> OBJECTIVE:
Can you retype every record below exactly as written?

> MATERIAL FOR THIS TASK:
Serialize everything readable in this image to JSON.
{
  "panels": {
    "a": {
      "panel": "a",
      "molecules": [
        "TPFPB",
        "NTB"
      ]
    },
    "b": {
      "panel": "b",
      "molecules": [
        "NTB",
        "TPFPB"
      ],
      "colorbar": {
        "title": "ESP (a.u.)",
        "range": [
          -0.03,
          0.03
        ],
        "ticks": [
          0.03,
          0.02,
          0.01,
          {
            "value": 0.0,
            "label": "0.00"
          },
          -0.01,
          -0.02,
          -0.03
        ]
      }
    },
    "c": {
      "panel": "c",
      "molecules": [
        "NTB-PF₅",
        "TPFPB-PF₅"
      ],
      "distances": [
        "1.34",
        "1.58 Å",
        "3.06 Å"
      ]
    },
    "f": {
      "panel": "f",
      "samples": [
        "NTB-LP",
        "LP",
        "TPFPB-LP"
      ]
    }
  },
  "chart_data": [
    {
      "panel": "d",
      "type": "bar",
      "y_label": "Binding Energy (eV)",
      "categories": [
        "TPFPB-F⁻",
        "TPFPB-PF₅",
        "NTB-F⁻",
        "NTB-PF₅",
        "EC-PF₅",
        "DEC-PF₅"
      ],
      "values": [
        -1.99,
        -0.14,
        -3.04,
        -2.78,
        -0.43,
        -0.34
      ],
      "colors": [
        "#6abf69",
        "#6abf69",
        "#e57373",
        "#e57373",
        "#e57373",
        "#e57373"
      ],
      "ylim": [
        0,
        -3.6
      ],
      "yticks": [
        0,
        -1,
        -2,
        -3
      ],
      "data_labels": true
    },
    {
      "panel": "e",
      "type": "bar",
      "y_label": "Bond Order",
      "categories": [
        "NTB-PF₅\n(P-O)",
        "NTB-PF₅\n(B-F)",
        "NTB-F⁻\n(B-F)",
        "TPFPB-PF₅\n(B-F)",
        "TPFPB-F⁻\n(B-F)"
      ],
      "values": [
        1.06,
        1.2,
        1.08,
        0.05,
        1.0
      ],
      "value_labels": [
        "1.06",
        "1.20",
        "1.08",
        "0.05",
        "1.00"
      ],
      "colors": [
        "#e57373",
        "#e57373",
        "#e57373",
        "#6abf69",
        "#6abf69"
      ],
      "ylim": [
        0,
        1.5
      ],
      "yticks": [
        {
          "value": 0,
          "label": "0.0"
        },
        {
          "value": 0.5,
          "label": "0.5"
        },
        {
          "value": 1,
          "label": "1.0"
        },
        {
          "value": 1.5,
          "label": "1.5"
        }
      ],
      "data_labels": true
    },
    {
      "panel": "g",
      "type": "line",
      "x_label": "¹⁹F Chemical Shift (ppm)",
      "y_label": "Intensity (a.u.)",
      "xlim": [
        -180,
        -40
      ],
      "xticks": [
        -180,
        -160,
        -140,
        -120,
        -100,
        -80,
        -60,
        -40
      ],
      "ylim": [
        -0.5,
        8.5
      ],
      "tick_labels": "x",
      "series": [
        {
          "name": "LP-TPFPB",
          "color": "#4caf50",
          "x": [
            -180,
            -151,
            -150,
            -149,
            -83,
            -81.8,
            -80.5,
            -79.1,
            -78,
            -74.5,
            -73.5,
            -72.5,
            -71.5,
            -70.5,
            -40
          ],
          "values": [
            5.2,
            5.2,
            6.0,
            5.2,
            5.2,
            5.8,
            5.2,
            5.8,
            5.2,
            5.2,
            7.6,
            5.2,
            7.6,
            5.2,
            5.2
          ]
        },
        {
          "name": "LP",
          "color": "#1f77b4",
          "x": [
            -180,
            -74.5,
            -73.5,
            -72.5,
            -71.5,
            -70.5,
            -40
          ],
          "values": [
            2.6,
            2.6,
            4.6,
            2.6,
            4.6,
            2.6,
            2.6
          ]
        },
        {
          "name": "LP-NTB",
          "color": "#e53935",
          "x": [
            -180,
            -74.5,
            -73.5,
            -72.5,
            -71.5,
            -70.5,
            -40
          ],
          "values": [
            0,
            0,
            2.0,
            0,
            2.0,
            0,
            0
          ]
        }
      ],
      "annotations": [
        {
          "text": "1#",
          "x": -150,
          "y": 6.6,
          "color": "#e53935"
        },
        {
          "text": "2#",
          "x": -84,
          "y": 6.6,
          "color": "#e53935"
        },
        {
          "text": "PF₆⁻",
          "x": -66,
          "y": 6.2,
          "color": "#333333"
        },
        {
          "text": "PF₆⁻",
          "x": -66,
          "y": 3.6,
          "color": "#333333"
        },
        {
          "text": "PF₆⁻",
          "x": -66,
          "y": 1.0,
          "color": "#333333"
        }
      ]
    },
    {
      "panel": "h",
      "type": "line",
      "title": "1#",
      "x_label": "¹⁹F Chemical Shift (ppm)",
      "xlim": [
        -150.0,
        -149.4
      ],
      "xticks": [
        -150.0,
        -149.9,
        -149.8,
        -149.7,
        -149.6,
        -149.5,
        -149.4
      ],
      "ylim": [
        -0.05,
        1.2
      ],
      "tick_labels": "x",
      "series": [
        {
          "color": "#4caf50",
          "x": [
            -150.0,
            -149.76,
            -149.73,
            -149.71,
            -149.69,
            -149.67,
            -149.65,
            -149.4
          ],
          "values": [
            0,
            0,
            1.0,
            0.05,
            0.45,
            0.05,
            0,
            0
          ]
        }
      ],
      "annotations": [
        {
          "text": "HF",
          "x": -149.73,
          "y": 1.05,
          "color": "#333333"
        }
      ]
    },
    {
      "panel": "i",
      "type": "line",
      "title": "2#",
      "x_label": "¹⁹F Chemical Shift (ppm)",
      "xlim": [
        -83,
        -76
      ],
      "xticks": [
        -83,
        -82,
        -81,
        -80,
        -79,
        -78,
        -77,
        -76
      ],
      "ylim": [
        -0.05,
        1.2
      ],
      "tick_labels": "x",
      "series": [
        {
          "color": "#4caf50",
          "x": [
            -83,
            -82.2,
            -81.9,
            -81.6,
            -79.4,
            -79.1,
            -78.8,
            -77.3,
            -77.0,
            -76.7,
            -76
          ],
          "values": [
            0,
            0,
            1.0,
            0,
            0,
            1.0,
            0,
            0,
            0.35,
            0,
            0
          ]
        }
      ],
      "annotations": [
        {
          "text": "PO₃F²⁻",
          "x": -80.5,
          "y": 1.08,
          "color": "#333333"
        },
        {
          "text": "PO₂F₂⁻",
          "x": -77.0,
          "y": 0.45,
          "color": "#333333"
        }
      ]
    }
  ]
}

> FINAL ANSWER:
Serialize everything readable in this image to JSON.
{
  "panels": {
    "a": {
      "panel": "a",
      "molecules": [
        "TPFPB",
        "NTB"
      ]
    },
    "b": {
      "panel": "b",
      "molecules": [
        "NTB",
        "TPFPB"
      ],
      "colorbar": {
        "title": "ESP (a.u.)",
        "range": [
          -0.03,
          0.03
        ],
        "ticks": [
          0.03,
          0.02,
          0.01,
          {
            "value": 0.0,
            "label": "0.00"
          },
          -0.01,
          -0.02,
          -0.03
        ]
      }
    },
    "c": {
      "panel": "c",
      "molecules": [
        "NTB-PF₅",
        "TPFPB-PF₅"
      ],
      "distances": [
        "1.34",
        "1.58 Å",
        "3.06 Å"
      ]
    },
    "f": {
      "panel": "f",
      "samples": [
        "NTB-LP",
        "LP",
        "TPFPB-LP"
      ]
    }
  },
  "chart_data": [
    {
      "panel": "d",
      "type": "bar",
      "y_label": "Binding Energy (eV)",
      "categories": [
        "TPFPB-F⁻",
        "TPFPB-PF₅",
        "NTB-F⁻",
        "NTB-PF₅",
        "EC-PF₅",
        "DEC-PF₅"
      ],
      "values": [
        -1.99,
        -0.14,
        -3.04,
        -2.78,
        -0.43,
        -0.34
      ],
      "colors": [
        "#6abf69",
        "#6abf69",
        "#e57373",
        "#e57373",
        "#e57373",
        "#e57373"
      ],
      "ylim": [
        0,
        -3.6
      ],
      "yticks": [
        0,
        -1,
        -2,
        -3
      ],
      "data_labels": true
    },
    {
      "panel": "e",
      "type": "bar",
      "y_label": "Bond Order",
      "categories": [
        "NTB-PF₅\n(P-O)",
        "NTB-PF₅\n(B-F)",
        "NTB-F⁻\n(B-F)",
        "TPFPB-PF₅\n(B-F)",
        "TPFPB-F⁻\n(B-F)"
      ],
      "values": [
        1.06,
        1.2,
        1.08,
        0.05,
        1.0
      ],
      "value_labels": [
        "1.06",
        "1.20",
        "1.08",
        "0.05",
        "1.00"
      ],
      "colors": [
        "#e57373",
        "#e57373",
        "#e57373",
        "#6abf69",
        "#6abf69"
      ],
      "ylim": [
        0,
        1.5
      ],
      "yticks": [
        {
          "value": 0,
          "label": "0.0"
        },
        {
          "value": 0.5,
          "label": "0.5"
        },
        {
          "value": 1,
          "label": "1.0"
        },
        {
          "value": 1.5,
          "label": "1.5"
        }
      ],
      "data_labels": true
    },
    {
      "panel": "g",
      "type": "line",
      "x_label": "¹⁹F Chemical Shift (ppm)",
      "y_label": "Intensity (a.u.)",
      "xlim": [
        -180,
        -40
      ],
      "xticks": [
        -180,
        -160,
        -140,
        -120,
        -100,
        -80,
        -60,
        -40
      ],
      "ylim": [
        -0.5,
        8.5
      ],
      "tick_labels": "x",
      "series": [
        {
          "name": "LP-TPFPB",
          "color": "#4caf50",
          "x": [
            -180,
            -151,
            -150,
            -149,
            -83,
            -81.8,
            -80.5,
            -79.1,
            -78,
            -74.5,
            -73.5,
            -72.5,
            -71.5,
            -70.5,
            -40
          ],
          "values": [
            5.2,
            5.2,
            6.0,
            5.2,
            5.2,
            5.8,
            5.2,
            5.8,
            5.2,
            5.2,
            7.6,
            5.2,
            7.6,
            5.2,
            5.2
          ]
        },
        {
          "name": "LP",
          "color": "#1f77b4",
          "x": [
            -180,
            -74.5,
            -73.5,
            -72.5,
            -71.5,
            -70.5,
            -40
          ],
          "values": [
            2.6,
            2.6,
            4.6,
            2.6,
            4.6,
            2.6,
            2.6
          ]
        },
        {
          "name": "LP-NTB",
          "color": "#e53935",
          "x": [
            -180,
            -74.5,
            -73.5,
            -72.5,
            -71.5,
            -70.5,
            -40
          ],
          "values": [
            0,
            0,
            2.0,
            0,
            2.0,
            0,
            0
          ]
        }
      ],
      "annotations": [
        {
          "text": "1#",
          "x": -150,
          "y": 6.6,
          "color": "#e53935"
        },
        {
          "text": "2#",
          "x": -84,
          "y": 6.6,
          "color": "#e53935"
        },
        {
          "text": "PF₆⁻",
          "x": -66,
          "y": 6.2,
          "color": "#333333"
        },
        {
          "text": "PF₆⁻",
          "x": -66,
          "y": 3.6,
          "color": "#333333"
        },
        {
          "text": "PF₆⁻",
          "x": -66,
          "y": 1.0,
          "color": "#333333"
        }
      ]
    },
    {
      "panel": "h",
      "type": "line",
      "title": "1#",
      "x_label": "¹⁹F Chemical Shift (ppm)",
      "xlim": [
        -150.0,
        -149.4
      ],
      "xticks": [
        -150.0,
        -149.9,
        -149.8,
        -149.7,
        -149.6,
        -149.5,
        -149.4
      ],
      "ylim": [
        -0.05,
        1.2
      ],
      "tick_labels": "x",
      "series": [
        {
          "color": "#4caf50",
          "x": [
            -150.0,
            -149.76,
            -149.73,
            -149.71,
            -149.69,
            -149.67,
            -149.65,
            -149.4
          ],
          "values": [
            0,
            0,
            1.0,
            0.05,
            0.45,
            0.05,
            0,
            0
          ]
        }
      ],
      "annotations": [
        {
          "text": "HF",
          "x": -149.73,
          "y": 1.05,
          "color": "#333333"
        }
      ]
    },
    {
      "panel": "i",
      "type": "line",
      "title": "2#",
      "x_label": "¹⁹F Chemical Shift (ppm)",
      "xlim": [
        -83,
        -76
      ],
      "xticks": [
        -83,
        -82,
        -81,
        -80,
        -79,
        -78,
        -77,
        -76
      ],
      "ylim": [
        -0.05,
        1.2
      ],
      "tick_labels": "x",
      "series": [
        {
          "color": "#4caf50",
          "x": [
            -83,
            -82.2,
            -81.9,
            -81.6,
            -79.4,
            -79.1,
            -78.8,
            -77.3,
            -77.0,
            -76.7,
            -76
          ],
          "values": [
            0,
            0,
            1.0,
            0,
            0,
            1.0,
            0,
            0,
            0.35,
            0,
            0
          ]
        }
      ],
      "annotations": [
        {
          "text": "PO₃F²⁻",
          "x": -80.5,
          "y": 1.08,
          "color": "#333333"
        },
        {
          "text": "PO₂F₂⁻",
          "x": -77.0,
          "y": 0.45,
          "color": "#333333"
        }
      ]
    }
  ]
}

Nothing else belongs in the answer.